>> START Input rows

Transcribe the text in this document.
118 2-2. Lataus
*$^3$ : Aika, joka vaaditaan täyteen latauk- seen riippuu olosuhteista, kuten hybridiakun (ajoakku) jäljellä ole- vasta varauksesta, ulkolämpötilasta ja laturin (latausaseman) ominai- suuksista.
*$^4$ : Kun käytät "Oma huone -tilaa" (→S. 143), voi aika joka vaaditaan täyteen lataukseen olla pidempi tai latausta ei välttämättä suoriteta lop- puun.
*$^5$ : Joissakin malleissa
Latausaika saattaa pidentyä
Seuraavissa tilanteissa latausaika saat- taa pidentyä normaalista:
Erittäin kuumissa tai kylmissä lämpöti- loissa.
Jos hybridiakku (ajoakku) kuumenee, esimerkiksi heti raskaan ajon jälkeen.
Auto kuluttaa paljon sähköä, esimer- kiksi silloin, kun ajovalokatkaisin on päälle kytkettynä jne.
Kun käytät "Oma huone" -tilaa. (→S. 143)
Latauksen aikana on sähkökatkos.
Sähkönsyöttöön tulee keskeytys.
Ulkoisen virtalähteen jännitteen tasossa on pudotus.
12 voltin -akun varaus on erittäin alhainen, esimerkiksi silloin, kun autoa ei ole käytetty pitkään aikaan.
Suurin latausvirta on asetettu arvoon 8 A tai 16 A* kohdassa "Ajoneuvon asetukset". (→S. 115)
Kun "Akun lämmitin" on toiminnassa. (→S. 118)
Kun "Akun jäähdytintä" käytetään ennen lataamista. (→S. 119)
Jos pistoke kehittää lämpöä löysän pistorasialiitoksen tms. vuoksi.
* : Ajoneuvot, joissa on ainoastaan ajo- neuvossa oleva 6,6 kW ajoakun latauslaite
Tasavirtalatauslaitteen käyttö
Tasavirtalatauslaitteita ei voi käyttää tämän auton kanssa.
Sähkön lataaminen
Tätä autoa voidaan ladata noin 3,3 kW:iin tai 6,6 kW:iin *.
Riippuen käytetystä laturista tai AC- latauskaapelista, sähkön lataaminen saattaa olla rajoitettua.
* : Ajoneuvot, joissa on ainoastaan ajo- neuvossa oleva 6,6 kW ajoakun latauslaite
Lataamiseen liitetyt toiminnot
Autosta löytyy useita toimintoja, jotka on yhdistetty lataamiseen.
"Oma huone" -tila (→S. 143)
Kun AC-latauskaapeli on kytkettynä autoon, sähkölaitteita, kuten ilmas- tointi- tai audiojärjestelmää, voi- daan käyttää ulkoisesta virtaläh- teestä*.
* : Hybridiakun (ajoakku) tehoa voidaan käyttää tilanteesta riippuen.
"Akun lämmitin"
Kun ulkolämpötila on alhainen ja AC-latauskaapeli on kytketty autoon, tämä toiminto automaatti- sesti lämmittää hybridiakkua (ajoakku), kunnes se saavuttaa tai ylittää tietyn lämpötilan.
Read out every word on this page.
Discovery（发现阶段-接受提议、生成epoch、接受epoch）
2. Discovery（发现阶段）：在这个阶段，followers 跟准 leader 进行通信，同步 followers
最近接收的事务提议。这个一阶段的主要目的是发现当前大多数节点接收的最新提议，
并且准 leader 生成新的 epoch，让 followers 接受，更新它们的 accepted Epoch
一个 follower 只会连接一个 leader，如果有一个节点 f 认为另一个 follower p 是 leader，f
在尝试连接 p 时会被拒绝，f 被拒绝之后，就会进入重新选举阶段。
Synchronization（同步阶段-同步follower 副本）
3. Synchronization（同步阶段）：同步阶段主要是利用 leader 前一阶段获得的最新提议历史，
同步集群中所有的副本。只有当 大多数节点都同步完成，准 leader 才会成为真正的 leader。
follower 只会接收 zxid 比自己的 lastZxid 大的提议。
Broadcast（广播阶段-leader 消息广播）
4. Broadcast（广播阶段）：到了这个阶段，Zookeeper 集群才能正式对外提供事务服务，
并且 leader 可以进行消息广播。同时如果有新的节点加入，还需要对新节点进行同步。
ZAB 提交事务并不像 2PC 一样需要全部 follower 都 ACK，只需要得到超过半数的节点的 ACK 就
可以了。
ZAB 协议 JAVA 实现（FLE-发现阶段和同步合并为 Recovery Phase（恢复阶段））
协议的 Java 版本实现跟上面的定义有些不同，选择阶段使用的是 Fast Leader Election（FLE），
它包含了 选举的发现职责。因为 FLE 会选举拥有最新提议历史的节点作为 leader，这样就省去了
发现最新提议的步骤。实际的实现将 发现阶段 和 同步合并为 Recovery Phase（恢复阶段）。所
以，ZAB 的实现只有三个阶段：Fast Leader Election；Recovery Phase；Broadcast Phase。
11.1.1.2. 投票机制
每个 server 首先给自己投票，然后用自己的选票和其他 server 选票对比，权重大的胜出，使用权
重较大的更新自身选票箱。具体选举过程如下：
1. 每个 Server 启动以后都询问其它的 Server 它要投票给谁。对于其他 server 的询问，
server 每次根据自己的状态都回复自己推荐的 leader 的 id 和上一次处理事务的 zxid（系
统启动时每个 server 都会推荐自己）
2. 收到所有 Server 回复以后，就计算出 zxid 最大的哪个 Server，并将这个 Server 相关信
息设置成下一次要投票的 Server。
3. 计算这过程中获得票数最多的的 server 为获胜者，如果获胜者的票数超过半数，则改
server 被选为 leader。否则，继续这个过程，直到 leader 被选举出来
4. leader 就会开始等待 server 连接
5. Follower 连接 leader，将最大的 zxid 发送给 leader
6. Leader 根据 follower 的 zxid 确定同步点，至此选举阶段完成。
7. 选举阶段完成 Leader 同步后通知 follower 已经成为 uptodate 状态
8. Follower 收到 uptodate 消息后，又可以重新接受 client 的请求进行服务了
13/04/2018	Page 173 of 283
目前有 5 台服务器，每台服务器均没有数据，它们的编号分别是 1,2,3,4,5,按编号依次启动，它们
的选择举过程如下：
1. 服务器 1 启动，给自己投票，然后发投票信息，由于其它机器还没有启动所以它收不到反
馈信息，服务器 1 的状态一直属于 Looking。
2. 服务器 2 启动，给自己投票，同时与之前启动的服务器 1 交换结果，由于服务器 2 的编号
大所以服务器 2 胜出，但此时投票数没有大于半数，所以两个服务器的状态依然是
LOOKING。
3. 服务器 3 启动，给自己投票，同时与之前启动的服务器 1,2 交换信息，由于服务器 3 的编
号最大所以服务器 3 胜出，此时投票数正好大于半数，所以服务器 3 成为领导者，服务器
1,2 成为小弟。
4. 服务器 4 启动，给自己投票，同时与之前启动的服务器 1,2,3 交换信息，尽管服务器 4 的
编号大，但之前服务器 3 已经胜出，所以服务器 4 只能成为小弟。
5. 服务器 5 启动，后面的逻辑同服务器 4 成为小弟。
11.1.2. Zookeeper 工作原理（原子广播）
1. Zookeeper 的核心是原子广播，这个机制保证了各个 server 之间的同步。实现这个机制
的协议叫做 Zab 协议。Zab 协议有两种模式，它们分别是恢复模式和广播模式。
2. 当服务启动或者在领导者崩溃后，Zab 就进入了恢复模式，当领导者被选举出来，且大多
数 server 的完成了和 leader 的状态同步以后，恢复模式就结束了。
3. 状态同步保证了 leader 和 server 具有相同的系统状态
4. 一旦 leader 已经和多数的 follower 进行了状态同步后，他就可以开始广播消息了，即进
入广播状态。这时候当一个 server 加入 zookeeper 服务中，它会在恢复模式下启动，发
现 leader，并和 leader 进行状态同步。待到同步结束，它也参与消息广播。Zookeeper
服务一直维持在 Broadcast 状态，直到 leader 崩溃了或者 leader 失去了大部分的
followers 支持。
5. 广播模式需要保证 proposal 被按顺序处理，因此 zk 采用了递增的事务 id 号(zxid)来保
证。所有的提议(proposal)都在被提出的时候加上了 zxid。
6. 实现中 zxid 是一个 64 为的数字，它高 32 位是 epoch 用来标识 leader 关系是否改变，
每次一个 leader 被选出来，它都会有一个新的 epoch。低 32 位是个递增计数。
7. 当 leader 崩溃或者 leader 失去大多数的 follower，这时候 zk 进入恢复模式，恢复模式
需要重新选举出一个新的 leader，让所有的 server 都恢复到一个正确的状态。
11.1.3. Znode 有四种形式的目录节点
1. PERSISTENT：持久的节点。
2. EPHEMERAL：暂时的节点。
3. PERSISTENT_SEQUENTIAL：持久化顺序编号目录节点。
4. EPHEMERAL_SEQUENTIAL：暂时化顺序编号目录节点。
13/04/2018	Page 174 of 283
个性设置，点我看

>> END Input rows

What to do | Gather each line from the listing above that holds "恢复阶段".

Task answer |
ZAB 协议 JAVA 实现（FLE-发现阶段和同步合并为 Recovery Phase（恢复阶段））
发现最新提议的步骤。实际的实现将 发现阶段 和 同步合并为 Recovery Phase（恢复阶段）。所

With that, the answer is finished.